What is required: Would you retype all of these records exactly?

════════

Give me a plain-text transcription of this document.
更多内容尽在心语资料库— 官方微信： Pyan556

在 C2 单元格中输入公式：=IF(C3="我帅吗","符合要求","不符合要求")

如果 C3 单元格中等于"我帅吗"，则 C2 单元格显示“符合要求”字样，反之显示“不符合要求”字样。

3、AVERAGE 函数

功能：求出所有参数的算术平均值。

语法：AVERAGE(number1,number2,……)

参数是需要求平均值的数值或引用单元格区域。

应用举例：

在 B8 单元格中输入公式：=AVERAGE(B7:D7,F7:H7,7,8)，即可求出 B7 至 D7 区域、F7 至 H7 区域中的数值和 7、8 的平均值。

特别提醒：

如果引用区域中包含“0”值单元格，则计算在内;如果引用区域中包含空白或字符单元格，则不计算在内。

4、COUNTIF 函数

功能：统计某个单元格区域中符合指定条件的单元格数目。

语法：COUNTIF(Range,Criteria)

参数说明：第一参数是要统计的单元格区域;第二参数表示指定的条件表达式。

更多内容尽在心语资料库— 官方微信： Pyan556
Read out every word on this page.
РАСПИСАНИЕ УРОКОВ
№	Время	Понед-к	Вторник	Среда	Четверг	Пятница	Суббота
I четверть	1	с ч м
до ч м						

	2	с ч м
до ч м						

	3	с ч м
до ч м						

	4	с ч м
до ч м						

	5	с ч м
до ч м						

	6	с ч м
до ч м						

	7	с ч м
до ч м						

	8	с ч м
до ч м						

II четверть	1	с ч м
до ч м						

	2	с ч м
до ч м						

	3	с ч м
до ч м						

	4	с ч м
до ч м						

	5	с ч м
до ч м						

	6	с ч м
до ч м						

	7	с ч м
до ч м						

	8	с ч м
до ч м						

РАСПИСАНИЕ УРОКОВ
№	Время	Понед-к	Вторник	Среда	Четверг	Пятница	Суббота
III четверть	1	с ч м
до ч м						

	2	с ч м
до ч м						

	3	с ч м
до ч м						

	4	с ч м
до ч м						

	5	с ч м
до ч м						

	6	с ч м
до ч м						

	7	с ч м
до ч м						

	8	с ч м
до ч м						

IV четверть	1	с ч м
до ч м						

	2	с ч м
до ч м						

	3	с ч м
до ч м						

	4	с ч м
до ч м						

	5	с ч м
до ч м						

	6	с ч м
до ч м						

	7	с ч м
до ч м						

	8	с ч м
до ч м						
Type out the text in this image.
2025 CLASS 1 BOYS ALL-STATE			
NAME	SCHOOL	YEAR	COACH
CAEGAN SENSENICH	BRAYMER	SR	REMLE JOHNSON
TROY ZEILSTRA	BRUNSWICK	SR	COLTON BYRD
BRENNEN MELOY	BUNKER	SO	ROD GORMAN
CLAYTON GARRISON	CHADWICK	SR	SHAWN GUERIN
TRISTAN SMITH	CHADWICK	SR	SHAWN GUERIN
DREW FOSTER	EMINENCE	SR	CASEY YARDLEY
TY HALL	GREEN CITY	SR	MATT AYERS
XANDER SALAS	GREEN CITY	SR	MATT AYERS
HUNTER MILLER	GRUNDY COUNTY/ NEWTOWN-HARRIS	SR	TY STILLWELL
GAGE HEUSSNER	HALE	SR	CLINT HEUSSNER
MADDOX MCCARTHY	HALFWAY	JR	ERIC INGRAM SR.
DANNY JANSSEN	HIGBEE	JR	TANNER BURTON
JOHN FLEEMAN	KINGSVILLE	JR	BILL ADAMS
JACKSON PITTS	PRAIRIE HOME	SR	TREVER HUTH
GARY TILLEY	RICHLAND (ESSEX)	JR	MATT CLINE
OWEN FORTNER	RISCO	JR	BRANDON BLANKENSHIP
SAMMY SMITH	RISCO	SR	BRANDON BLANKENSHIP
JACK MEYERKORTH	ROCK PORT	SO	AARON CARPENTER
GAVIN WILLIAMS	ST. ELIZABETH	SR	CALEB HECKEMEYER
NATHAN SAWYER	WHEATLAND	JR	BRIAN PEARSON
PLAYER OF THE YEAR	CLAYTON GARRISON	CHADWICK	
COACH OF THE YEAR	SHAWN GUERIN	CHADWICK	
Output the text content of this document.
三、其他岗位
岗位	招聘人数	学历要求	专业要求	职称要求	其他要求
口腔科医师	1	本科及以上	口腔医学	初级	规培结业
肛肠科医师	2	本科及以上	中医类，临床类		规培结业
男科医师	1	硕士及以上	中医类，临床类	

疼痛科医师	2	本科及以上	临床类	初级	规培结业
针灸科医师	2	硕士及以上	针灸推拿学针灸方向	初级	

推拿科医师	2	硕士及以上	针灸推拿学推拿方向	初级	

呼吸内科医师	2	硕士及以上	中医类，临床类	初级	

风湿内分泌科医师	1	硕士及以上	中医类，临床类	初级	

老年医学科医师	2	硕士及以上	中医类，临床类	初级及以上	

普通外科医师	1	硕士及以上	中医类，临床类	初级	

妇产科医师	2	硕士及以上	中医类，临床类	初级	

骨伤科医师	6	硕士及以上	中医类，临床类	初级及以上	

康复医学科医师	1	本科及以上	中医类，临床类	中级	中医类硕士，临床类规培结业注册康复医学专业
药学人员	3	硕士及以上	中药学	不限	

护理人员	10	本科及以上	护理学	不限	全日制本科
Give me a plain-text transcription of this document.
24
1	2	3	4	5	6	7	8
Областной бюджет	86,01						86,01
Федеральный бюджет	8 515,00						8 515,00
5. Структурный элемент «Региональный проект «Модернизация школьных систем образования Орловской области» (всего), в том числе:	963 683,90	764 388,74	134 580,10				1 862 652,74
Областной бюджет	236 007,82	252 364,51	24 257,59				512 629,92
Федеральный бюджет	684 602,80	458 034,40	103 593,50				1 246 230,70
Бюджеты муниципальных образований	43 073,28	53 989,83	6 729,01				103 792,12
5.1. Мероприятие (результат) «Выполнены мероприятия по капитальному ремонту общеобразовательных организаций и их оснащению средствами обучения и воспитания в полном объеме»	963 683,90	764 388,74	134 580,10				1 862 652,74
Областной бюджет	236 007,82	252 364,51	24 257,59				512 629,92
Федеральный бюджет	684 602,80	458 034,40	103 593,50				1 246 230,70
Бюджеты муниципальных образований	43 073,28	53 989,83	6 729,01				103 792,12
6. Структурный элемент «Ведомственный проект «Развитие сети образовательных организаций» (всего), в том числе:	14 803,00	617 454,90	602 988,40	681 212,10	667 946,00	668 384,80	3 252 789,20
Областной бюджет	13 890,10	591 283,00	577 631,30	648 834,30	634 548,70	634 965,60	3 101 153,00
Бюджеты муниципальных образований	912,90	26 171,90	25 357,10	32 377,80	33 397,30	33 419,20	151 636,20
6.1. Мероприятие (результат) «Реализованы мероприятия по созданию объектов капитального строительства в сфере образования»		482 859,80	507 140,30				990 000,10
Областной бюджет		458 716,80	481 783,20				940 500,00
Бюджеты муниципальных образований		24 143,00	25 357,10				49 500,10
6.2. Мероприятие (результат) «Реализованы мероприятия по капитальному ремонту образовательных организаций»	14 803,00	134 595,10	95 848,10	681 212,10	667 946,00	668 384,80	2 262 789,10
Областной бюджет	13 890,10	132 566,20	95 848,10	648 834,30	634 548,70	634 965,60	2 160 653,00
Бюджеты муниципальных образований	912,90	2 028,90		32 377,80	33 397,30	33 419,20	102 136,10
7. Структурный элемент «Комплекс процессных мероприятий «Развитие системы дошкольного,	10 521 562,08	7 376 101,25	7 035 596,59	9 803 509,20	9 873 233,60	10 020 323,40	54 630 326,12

════════

Answer for the task:
Give me a plain-text transcription of this document.
更多内容尽在心语资料库— 官方微信： Pyan556

在 C2 单元格中输入公式：=IF(C3="我帅吗","符合要求","不符合要求")

如果 C3 单元格中等于"我帅吗"，则 C2 单元格显示“符合要求”字样，反之显示“不符合要求”字样。

3、AVERAGE 函数

功能：求出所有参数的算术平均值。

语法：AVERAGE(number1,number2,……)

参数是需要求平均值的数值或引用单元格区域。

应用举例：

在 B8 单元格中输入公式：=AVERAGE(B7:D7,F7:H7,7,8)，即可求出 B7 至 D7 区域、F7 至 H7 区域中的数值和 7、8 的平均值。

特别提醒：

如果引用区域中包含“0”值单元格，则计算在内;如果引用区域中包含空白或字符单元格，则不计算在内。

4、COUNTIF 函数

功能：统计某个单元格区域中符合指定条件的单元格数目。

语法：COUNTIF(Range,Criteria)

参数说明：第一参数是要统计的单元格区域;第二参数表示指定的条件表达式。

更多内容尽在心语资料库— 官方微信： Pyan556
Read out every word on this page.
РАСПИСАНИЕ УРОКОВ
№	Время	Понед-к	Вторник	Среда	Четверг	Пятница	Суббота
I четверть	1	с ч м
до ч м						

	2	с ч м
до ч м						

	3	с ч м
до ч м						

	4	с ч м
до ч м						

	5	с ч м
до ч м						

	6	с ч м
до ч м						

	7	с ч м
до ч м						

	8	с ч м
до ч м						

II четверть	1	с ч м
до ч м						

	2	с ч м
до ч м						

	3	с ч м
до ч м						

	4	с ч м
до ч м						

	5	с ч м
до ч м						

	6	с ч м
до ч м						

	7	с ч м
до ч м						

	8	с ч м
до ч м						

РАСПИСАНИЕ УРОКОВ
№	Время	Понед-к	Вторник	Среда	Четверг	Пятница	Суббота
III четверть	1	с ч м
до ч м						

	2	с ч м
до ч м						

	3	с ч м
до ч м						

	4	с ч м
до ч м						

	5	с ч м
до ч м						

	6	с ч м
до ч м						

	7	с ч м
до ч м						

	8	с ч м
до ч м						

IV четверть	1	с ч м
до ч м						

	2	с ч м
до ч м						

	3	с ч м
до ч м						

	4	с ч м
до ч м						

	5	с ч м
до ч м						

	6	с ч м
до ч м						

	7	с ч м
до ч м						

	8	с ч м
до ч м						
Type out the text in this image.
2025 CLASS 1 BOYS ALL-STATE			
NAME	SCHOOL	YEAR	COACH
CAEGAN SENSENICH	BRAYMER	SR	REMLE JOHNSON
TROY ZEILSTRA	BRUNSWICK	SR	COLTON BYRD
BRENNEN MELOY	BUNKER	SO	ROD GORMAN
CLAYTON GARRISON	CHADWICK	SR	SHAWN GUERIN
TRISTAN SMITH	CHADWICK	SR	SHAWN GUERIN
DREW FOSTER	EMINENCE	SR	CASEY YARDLEY
TY HALL	GREEN CITY	SR	MATT AYERS
XANDER SALAS	GREEN CITY	SR	MATT AYERS
HUNTER MILLER	GRUNDY COUNTY/ NEWTOWN-HARRIS	SR	TY STILLWELL
GAGE HEUSSNER	HALE	SR	CLINT HEUSSNER
MADDOX MCCARTHY	HALFWAY	JR	ERIC INGRAM SR.
DANNY JANSSEN	HIGBEE	JR	TANNER BURTON
JOHN FLEEMAN	KINGSVILLE	JR	BILL ADAMS
JACKSON PITTS	PRAIRIE HOME	SR	TREVER HUTH
GARY TILLEY	RICHLAND (ESSEX)	JR	MATT CLINE
OWEN FORTNER	RISCO	JR	BRANDON BLANKENSHIP
SAMMY SMITH	RISCO	SR	BRANDON BLANKENSHIP
JACK MEYERKORTH	ROCK PORT	SO	AARON CARPENTER
GAVIN WILLIAMS	ST. ELIZABETH	SR	CALEB HECKEMEYER
NATHAN SAWYER	WHEATLAND	JR	BRIAN PEARSON
PLAYER OF THE YEAR	CLAYTON GARRISON	CHADWICK	
COACH OF THE YEAR	SHAWN GUERIN	CHADWICK	
Output the text content of this document.
三、其他岗位
岗位	招聘人数	学历要求	专业要求	职称要求	其他要求
口腔科医师	1	本科及以上	口腔医学	初级	规培结业
肛肠科医师	2	本科及以上	中医类，临床类		规培结业
男科医师	1	硕士及以上	中医类，临床类	

疼痛科医师	2	本科及以上	临床类	初级	规培结业
针灸科医师	2	硕士及以上	针灸推拿学针灸方向	初级	

推拿科医师	2	硕士及以上	针灸推拿学推拿方向	初级	

呼吸内科医师	2	硕士及以上	中医类，临床类	初级	

风湿内分泌科医师	1	硕士及以上	中医类，临床类	初级	

老年医学科医师	2	硕士及以上	中医类，临床类	初级及以上	

普通外科医师	1	硕士及以上	中医类，临床类	初级	

妇产科医师	2	硕士及以上	中医类，临床类	初级	

骨伤科医师	6	硕士及以上	中医类，临床类	初级及以上	

康复医学科医师	1	本科及以上	中医类，临床类	中级	中医类硕士，临床类规培结业注册康复医学专业
药学人员	3	硕士及以上	中药学	不限	

护理人员	10	本科及以上	护理学	不限	全日制本科
Give me a plain-text transcription of this document.
24
1	2	3	4	5	6	7	8
Областной бюджет	86,01						86,01
Федеральный бюджет	8 515,00						8 515,00
5. Структурный элемент «Региональный проект «Модернизация школьных систем образования Орловской области» (всего), в том числе:	963 683,90	764 388,74	134 580,10				1 862 652,74
Областной бюджет	236 007,82	252 364,51	24 257,59				512 629,92
Федеральный бюджет	684 602,80	458 034,40	103 593,50				1 246 230,70
Бюджеты муниципальных образований	43 073,28	53 989,83	6 729,01				103 792,12
5.1. Мероприятие (результат) «Выполнены мероприятия по капитальному ремонту общеобразовательных организаций и их оснащению средствами обучения и воспитания в полном объеме»	963 683,90	764 388,74	134 580,10				1 862 652,74
Областной бюджет	236 007,82	252 364,51	24 257,59				512 629,92
Федеральный бюджет	684 602,80	458 034,40	103 593,50				1 246 230,70
Бюджеты муниципальных образований	43 073,28	53 989,83	6 729,01				103 792,12
6. Структурный элемент «Ведомственный проект «Развитие сети образовательных организаций» (всего), в том числе:	14 803,00	617 454,90	602 988,40	681 212,10	667 946,00	668 384,80	3 252 789,20
Областной бюджет	13 890,10	591 283,00	577 631,30	648 834,30	634 548,70	634 965,60	3 101 153,00
Бюджеты муниципальных образований	912,90	26 171,90	25 357,10	32 377,80	33 397,30	33 419,20	151 636,20
6.1. Мероприятие (результат) «Реализованы мероприятия по созданию объектов капитального строительства в сфере образования»		482 859,80	507 140,30				990 000,10
Областной бюджет		458 716,80	481 783,20				940 500,00
Бюджеты муниципальных образований		24 143,00	25 357,10				49 500,10
6.2. Мероприятие (результат) «Реализованы мероприятия по капитальному ремонту образовательных организаций»	14 803,00	134 595,10	95 848,10	681 212,10	667 946,00	668 384,80	2 262 789,10
Областной бюджет	13 890,10	132 566,20	95 848,10	648 834,30	634 548,70	634 965,60	2 160 653,00
Бюджеты муниципальных образований	912,90	2 028,90		32 377,80	33 397,30	33 419,20	102 136,10
7. Структурный элемент «Комплекс процессных мероприятий «Развитие системы дошкольного,	10 521 562,08	7 376 101,25	7 035 596,59	9 803 509,20	9 873 233,60	10 020 323,40	54 630 326,12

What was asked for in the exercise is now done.